▶ **Exercise prompt**: Take the material below and retype it in full; pictures are left out.

····················

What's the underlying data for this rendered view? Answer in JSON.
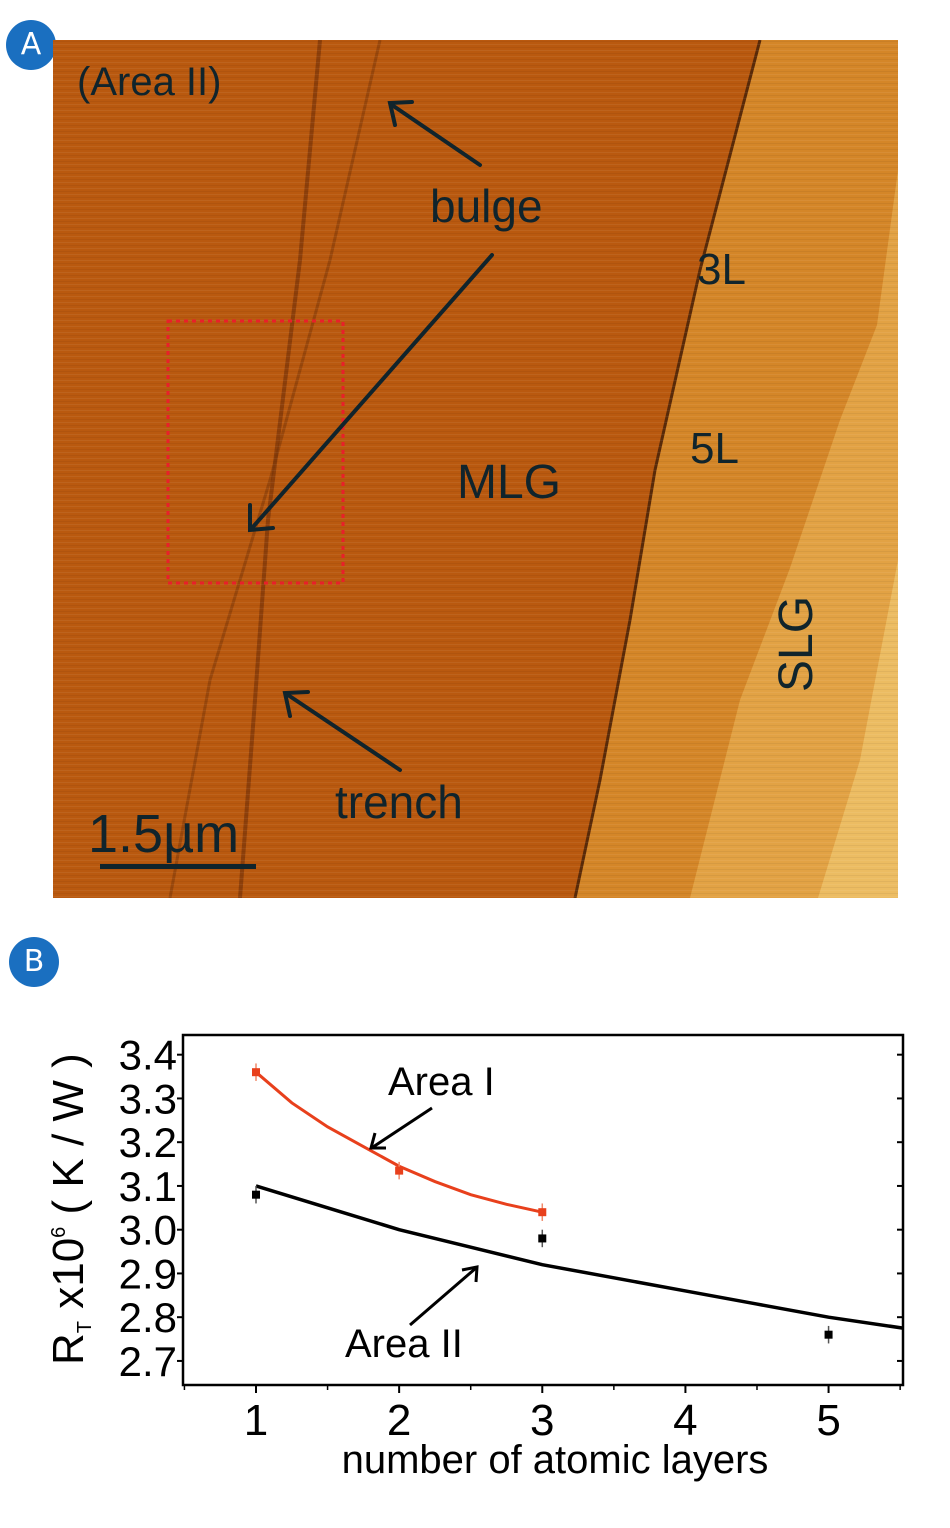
{
  "panel_a": {
    "badge": "A",
    "area_label": "(Area II)",
    "labels": {
      "bulge": "bulge",
      "trench": "trench",
      "mlg": "MLG",
      "slg": "SLG",
      "three_layer": "3L",
      "five_layer": "5L"
    },
    "scale_bar": "1.5µm",
    "colors": {
      "mlg": "#b9590f",
      "few_layer": "#d48628",
      "slg": "#e2a244",
      "bright": "#ecbc62",
      "highlight_box": "#e8202a"
    }
  },
  "panel_b": {
    "badge": "B"
  },
  "chart_data": {
    "type": "line",
    "xlabel": "number of atomic layers",
    "ylabel_main": "R",
    "ylabel_sub": "T",
    "ylabel_rest": " x10",
    "ylabel_sup": "6",
    "ylabel_unit": " ( K / W )",
    "xlim": [
      0.49,
      5.52
    ],
    "ylim": [
      2.645,
      3.445
    ],
    "xticks": [
      "1",
      "2",
      "3",
      "4",
      "5"
    ],
    "yticks": [
      "2.7",
      "2.8",
      "2.9",
      "3.0",
      "3.1",
      "3.2",
      "3.3",
      "3.4"
    ],
    "grid": false,
    "series": [
      {
        "name": "Area I",
        "color": "#e8401c",
        "points": [
          {
            "x": 1,
            "y": 3.36,
            "err": 0.02
          },
          {
            "x": 2,
            "y": 3.135,
            "err": 0.02
          },
          {
            "x": 3,
            "y": 3.04,
            "err": 0.02
          }
        ],
        "fit": [
          [
            1,
            3.36
          ],
          [
            1.25,
            3.29
          ],
          [
            1.5,
            3.235
          ],
          [
            1.75,
            3.19
          ],
          [
            2,
            3.145
          ],
          [
            2.25,
            3.11
          ],
          [
            2.5,
            3.08
          ],
          [
            2.75,
            3.058
          ],
          [
            3,
            3.04
          ]
        ]
      },
      {
        "name": "Area II",
        "color": "#000000",
        "points": [
          {
            "x": 1,
            "y": 3.08,
            "err": 0.02
          },
          {
            "x": 3,
            "y": 2.98,
            "err": 0.02
          },
          {
            "x": 5,
            "y": 2.76,
            "err": 0.02
          }
        ],
        "fit": [
          [
            1,
            3.1
          ],
          [
            1.5,
            3.05
          ],
          [
            2,
            3.0
          ],
          [
            2.5,
            2.96
          ],
          [
            3,
            2.92
          ],
          [
            3.5,
            2.89
          ],
          [
            4,
            2.86
          ],
          [
            4.5,
            2.83
          ],
          [
            5,
            2.8
          ],
          [
            5.52,
            2.775
          ]
        ]
      }
    ],
    "annotations": [
      "Area I",
      "Area II"
    ]
  }
}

····················

▶ **Answer to the problem**:
What's the underlying data for this rendered view? Answer in JSON.
{
  "panel_a": {
    "badge": "A",
    "area_label": "(Area II)",
    "labels": {
      "bulge": "bulge",
      "trench": "trench",
      "mlg": "MLG",
      "slg": "SLG",
      "three_layer": "3L",
      "five_layer": "5L"
    },
    "scale_bar": "1.5µm",
    "colors": {
      "mlg": "#b9590f",
      "few_layer": "#d48628",
      "slg": "#e2a244",
      "bright": "#ecbc62",
      "highlight_box": "#e8202a"
    }
  },
  "panel_b": {
    "badge": "B"
  },
  "chart_data": {
    "type": "line",
    "xlabel": "number of atomic layers",
    "ylabel_main": "R",
    "ylabel_sub": "T",
    "ylabel_rest": " x10",
    "ylabel_sup": "6",
    "ylabel_unit": " ( K / W )",
    "xlim": [
      0.49,
      5.52
    ],
    "ylim": [
      2.645,
      3.445
    ],
    "xticks": [
      "1",
      "2",
      "3",
      "4",
      "5"
    ],
    "yticks": [
      "2.7",
      "2.8",
      "2.9",
      "3.0",
      "3.1",
      "3.2",
      "3.3",
      "3.4"
    ],
    "grid": false,
    "series": [
      {
        "name": "Area I",
        "color": "#e8401c",
        "points": [
          {
            "x": 1,
            "y": 3.36,
            "err": 0.02
          },
          {
            "x": 2,
            "y": 3.135,
            "err": 0.02
          },
          {
            "x": 3,
            "y": 3.04,
            "err": 0.02
          }
        ],
        "fit": [
          [
            1,
            3.36
          ],
          [
            1.25,
            3.29
          ],
          [
            1.5,
            3.235
          ],
          [
            1.75,
            3.19
          ],
          [
            2,
            3.145
          ],
          [
            2.25,
            3.11
          ],
          [
            2.5,
            3.08
          ],
          [
            2.75,
            3.058
          ],
          [
            3,
            3.04
          ]
        ]
      },
      {
        "name": "Area II",
        "color": "#000000",
        "points": [
          {
            "x": 1,
            "y": 3.08,
            "err": 0.02
          },
          {
            "x": 3,
            "y": 2.98,
            "err": 0.02
          },
          {
            "x": 5,
            "y": 2.76,
            "err": 0.02
          }
        ],
        "fit": [
          [
            1,
            3.1
          ],
          [
            1.5,
            3.05
          ],
          [
            2,
            3.0
          ],
          [
            2.5,
            2.96
          ],
          [
            3,
            2.92
          ],
          [
            3.5,
            2.89
          ],
          [
            4,
            2.86
          ],
          [
            4.5,
            2.83
          ],
          [
            5,
            2.8
          ],
          [
            5.52,
            2.775
          ]
        ]
      }
    ],
    "annotations": [
      "Area I",
      "Area II"
    ]
  }
}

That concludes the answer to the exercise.